## SUPPLIED RECORDS:

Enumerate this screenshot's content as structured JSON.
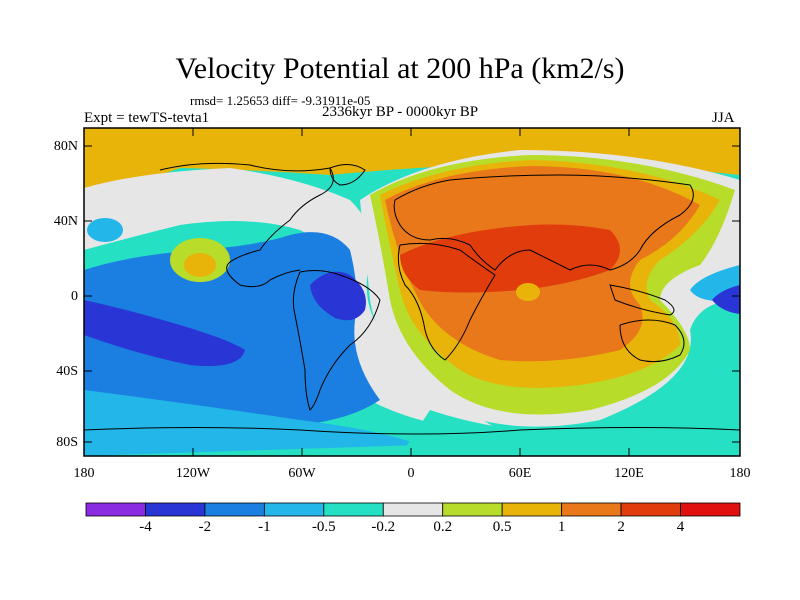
{
  "title": "Velocity Potential at 200 hPa (km2/s)",
  "stats": "rmsd= 1.25653 diff= -9.31911e-05",
  "experiment": "Expt = tewTS-tevta1",
  "period": "2336kyr BP - 0000kyr BP",
  "season": "JJA",
  "axes": {
    "y_ticks": [
      "80N",
      "40N",
      "0",
      "40S",
      "80S"
    ],
    "x_ticks": [
      "180",
      "120W",
      "60W",
      "0",
      "60E",
      "120E",
      "180"
    ]
  },
  "colorbar": {
    "labels": [
      "-4",
      "-2",
      "-1",
      "-0.5",
      "-0.2",
      "0.2",
      "0.5",
      "1",
      "2",
      "4"
    ],
    "colors": [
      "#8a2be2",
      "#2a35d6",
      "#1a7fe0",
      "#22b7e8",
      "#26e0c4",
      "#e6e6e6",
      "#b7dd2a",
      "#e8b40a",
      "#e8781a",
      "#e03c0c",
      "#e01010"
    ]
  },
  "palette": {
    "land_outline": "#000000",
    "frame": "#000000"
  }
}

## TASK GOAL:
Transcribe every entry above exactly. Omit all pictures.

## FINAL RESULT:
Enumerate this screenshot's content as structured JSON.
{
  "title": "Velocity Potential at 200 hPa (km2/s)",
  "stats": "rmsd= 1.25653 diff= -9.31911e-05",
  "experiment": "Expt = tewTS-tevta1",
  "period": "2336kyr BP - 0000kyr BP",
  "season": "JJA",
  "axes": {
    "y_ticks": [
      "80N",
      "40N",
      "0",
      "40S",
      "80S"
    ],
    "x_ticks": [
      "180",
      "120W",
      "60W",
      "0",
      "60E",
      "120E",
      "180"
    ]
  },
  "colorbar": {
    "labels": [
      "-4",
      "-2",
      "-1",
      "-0.5",
      "-0.2",
      "0.2",
      "0.5",
      "1",
      "2",
      "4"
    ],
    "colors": [
      "#8a2be2",
      "#2a35d6",
      "#1a7fe0",
      "#22b7e8",
      "#26e0c4",
      "#e6e6e6",
      "#b7dd2a",
      "#e8b40a",
      "#e8781a",
      "#e03c0c",
      "#e01010"
    ]
  },
  "palette": {
    "land_outline": "#000000",
    "frame": "#000000"
  }
}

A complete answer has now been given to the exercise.